> **What is required**: Whenever a line contains the string "JSON", copy it out of the entries.

-*-*-

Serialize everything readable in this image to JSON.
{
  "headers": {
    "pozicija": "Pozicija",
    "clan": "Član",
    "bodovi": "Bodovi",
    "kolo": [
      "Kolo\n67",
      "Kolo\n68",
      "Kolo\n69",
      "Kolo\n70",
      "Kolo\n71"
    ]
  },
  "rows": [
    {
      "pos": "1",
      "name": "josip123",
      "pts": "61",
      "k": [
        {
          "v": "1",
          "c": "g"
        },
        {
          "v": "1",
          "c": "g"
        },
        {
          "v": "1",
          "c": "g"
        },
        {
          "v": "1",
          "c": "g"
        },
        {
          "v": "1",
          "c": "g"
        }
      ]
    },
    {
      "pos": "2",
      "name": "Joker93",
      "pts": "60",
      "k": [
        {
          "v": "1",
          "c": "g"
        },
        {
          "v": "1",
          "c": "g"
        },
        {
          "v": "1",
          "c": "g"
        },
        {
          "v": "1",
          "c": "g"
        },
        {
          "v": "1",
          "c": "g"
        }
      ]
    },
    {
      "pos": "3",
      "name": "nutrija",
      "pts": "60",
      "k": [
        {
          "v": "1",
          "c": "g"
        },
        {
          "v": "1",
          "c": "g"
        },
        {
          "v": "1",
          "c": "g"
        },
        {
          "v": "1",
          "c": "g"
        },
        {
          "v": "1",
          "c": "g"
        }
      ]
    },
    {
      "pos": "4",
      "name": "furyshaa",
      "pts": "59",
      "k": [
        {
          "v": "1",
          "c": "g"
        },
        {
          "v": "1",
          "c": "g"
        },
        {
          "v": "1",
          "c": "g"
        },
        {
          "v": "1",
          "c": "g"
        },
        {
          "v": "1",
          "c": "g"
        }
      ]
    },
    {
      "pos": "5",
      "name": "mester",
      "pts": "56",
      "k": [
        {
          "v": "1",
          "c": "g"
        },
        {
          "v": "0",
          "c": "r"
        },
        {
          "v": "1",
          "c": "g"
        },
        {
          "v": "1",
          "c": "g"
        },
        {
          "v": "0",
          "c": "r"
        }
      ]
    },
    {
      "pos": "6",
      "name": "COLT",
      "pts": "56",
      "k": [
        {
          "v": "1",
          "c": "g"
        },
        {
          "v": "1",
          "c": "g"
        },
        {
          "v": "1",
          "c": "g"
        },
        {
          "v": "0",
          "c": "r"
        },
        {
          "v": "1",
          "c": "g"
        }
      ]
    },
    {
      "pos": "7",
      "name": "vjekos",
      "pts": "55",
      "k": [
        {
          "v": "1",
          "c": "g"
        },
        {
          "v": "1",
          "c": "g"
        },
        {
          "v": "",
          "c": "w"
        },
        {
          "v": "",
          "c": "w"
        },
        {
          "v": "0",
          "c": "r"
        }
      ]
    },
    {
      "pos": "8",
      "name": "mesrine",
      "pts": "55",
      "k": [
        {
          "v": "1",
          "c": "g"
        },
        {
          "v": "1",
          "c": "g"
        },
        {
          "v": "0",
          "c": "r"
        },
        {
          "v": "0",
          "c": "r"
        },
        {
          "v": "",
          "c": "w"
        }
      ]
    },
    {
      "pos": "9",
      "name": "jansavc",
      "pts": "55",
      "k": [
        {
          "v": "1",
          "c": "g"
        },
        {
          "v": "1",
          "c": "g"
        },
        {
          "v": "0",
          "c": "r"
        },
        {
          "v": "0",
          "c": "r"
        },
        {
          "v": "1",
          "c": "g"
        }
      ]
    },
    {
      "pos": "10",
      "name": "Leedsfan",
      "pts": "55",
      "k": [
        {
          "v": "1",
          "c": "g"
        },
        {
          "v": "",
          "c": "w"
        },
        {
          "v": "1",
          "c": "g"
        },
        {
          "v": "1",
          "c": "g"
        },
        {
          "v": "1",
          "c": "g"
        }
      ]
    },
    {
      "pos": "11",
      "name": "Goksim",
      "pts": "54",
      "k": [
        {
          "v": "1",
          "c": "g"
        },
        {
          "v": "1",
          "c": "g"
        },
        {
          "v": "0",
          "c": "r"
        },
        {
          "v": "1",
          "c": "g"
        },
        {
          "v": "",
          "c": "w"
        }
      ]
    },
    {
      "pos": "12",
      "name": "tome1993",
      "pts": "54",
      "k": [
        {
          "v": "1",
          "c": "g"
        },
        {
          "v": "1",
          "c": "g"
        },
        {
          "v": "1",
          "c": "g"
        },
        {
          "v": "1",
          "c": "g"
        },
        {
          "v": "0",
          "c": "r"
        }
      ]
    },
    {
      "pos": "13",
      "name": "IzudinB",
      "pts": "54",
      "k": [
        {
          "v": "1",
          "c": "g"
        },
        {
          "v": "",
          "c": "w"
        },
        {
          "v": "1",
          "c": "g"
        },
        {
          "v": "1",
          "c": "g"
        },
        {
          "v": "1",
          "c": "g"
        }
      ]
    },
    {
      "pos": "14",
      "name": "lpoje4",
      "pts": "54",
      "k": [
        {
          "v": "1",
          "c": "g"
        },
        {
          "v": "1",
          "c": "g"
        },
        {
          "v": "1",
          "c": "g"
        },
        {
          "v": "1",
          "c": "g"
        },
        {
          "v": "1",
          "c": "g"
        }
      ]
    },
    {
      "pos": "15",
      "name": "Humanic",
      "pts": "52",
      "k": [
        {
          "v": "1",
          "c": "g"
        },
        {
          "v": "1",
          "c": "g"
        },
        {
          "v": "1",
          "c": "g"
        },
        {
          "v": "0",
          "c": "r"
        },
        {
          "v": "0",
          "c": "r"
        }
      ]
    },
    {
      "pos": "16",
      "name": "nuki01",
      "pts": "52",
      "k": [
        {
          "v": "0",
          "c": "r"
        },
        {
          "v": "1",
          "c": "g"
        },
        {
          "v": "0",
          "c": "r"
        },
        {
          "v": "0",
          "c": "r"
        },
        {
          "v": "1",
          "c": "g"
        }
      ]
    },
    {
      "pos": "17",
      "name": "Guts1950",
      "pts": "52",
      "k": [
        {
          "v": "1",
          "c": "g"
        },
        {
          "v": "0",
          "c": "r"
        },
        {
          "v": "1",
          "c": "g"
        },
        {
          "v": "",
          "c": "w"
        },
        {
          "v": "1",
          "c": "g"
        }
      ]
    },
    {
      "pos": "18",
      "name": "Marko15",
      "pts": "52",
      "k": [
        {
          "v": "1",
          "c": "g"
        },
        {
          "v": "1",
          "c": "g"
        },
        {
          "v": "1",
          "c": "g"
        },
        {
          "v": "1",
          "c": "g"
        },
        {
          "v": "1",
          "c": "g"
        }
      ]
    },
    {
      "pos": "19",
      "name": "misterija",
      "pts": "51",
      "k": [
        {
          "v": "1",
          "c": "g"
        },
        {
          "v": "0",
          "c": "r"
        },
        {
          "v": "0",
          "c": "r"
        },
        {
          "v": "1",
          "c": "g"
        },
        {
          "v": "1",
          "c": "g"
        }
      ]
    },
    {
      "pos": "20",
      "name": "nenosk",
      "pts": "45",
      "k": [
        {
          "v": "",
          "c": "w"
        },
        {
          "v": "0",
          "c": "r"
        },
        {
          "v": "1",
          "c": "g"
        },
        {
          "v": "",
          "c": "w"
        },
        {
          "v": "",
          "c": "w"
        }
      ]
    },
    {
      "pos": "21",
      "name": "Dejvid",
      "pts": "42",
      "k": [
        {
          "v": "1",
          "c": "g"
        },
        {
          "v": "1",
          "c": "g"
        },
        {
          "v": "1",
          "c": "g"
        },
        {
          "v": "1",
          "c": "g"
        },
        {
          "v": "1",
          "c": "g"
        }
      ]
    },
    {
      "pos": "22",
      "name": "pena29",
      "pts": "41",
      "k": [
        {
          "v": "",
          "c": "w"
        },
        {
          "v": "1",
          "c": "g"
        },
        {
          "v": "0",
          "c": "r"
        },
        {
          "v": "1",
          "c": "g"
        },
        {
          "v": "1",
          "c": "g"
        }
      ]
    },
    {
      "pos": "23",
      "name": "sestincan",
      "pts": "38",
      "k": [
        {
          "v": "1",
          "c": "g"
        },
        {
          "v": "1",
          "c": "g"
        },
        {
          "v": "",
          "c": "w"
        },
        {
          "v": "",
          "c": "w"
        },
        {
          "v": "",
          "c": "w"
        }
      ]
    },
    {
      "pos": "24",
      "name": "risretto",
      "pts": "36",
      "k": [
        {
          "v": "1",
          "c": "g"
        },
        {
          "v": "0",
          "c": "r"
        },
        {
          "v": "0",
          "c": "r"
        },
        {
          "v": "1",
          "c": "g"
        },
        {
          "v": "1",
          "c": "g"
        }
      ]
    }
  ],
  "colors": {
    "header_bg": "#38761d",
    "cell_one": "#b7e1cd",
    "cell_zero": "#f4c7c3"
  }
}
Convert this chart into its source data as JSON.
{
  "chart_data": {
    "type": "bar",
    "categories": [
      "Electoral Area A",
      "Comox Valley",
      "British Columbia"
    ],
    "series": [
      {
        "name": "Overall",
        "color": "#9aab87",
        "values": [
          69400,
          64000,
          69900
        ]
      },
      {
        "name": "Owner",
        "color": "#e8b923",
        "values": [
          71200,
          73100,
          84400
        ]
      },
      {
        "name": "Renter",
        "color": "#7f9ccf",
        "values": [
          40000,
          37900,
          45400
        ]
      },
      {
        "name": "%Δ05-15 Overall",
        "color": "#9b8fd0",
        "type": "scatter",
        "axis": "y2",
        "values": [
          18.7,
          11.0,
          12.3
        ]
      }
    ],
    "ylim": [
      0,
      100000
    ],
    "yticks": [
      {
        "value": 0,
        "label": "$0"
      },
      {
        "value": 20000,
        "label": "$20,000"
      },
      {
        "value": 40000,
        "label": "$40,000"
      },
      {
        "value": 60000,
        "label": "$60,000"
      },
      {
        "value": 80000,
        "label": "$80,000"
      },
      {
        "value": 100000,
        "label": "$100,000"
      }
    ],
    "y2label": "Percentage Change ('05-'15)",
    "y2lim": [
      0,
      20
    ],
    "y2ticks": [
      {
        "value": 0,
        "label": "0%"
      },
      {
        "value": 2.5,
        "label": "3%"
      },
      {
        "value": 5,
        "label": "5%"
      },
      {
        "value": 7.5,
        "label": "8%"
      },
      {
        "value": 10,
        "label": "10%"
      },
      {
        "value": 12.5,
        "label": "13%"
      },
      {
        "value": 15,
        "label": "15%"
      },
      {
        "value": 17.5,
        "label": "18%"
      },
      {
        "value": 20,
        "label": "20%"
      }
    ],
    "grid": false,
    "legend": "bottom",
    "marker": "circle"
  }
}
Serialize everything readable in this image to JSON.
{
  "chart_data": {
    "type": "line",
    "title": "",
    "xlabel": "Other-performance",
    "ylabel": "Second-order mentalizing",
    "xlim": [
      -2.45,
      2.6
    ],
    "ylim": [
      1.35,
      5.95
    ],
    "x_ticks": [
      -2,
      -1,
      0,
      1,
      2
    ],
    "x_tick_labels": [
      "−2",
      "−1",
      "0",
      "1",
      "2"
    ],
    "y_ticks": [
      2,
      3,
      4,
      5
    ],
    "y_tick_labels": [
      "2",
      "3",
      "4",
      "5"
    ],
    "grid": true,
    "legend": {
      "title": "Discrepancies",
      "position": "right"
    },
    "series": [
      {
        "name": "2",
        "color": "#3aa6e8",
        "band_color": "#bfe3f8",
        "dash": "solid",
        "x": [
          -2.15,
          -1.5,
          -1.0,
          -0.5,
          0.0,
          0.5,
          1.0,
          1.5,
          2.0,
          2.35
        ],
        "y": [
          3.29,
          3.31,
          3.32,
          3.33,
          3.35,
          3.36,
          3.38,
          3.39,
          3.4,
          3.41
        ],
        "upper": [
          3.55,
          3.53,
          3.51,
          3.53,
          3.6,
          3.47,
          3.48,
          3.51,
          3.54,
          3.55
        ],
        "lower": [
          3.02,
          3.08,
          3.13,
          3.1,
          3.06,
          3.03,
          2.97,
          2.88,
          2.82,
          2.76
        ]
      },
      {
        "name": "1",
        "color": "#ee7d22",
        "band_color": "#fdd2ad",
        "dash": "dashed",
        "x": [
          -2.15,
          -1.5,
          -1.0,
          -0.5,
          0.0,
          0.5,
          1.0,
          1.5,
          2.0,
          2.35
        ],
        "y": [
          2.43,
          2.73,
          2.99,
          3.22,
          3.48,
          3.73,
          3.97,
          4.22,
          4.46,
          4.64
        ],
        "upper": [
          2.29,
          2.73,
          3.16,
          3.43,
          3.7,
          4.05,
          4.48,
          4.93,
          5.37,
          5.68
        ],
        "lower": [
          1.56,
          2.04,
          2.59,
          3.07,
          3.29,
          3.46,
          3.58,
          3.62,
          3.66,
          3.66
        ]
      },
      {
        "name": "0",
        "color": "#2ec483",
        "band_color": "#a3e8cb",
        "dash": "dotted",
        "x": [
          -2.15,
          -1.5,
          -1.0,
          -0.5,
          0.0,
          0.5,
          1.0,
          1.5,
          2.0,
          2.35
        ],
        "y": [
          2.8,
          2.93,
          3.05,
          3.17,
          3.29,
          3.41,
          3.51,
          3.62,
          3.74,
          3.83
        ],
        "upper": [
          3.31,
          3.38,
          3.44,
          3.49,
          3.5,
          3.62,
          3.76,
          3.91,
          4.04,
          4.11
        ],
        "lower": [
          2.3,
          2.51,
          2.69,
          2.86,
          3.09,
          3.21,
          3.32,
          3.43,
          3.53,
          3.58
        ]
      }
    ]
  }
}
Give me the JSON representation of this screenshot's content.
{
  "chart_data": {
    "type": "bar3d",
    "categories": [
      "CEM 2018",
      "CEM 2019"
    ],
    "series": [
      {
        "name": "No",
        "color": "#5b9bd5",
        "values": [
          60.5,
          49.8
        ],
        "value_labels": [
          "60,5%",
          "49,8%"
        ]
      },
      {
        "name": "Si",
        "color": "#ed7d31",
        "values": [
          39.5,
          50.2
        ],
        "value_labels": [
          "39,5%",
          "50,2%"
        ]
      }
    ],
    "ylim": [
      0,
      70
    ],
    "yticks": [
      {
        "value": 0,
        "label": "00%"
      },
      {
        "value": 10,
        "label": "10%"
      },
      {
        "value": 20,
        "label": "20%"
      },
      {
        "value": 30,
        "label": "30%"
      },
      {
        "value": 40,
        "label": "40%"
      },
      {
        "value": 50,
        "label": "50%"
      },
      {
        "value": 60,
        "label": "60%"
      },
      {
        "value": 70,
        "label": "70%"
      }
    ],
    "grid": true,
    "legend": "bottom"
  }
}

-*-*-

> **Exercise solution**:
Serialize everything readable in this image to JSON.
Convert this chart into its source data as JSON.
Serialize everything readable in this image to JSON.
Give me the JSON representation of this screenshot's content.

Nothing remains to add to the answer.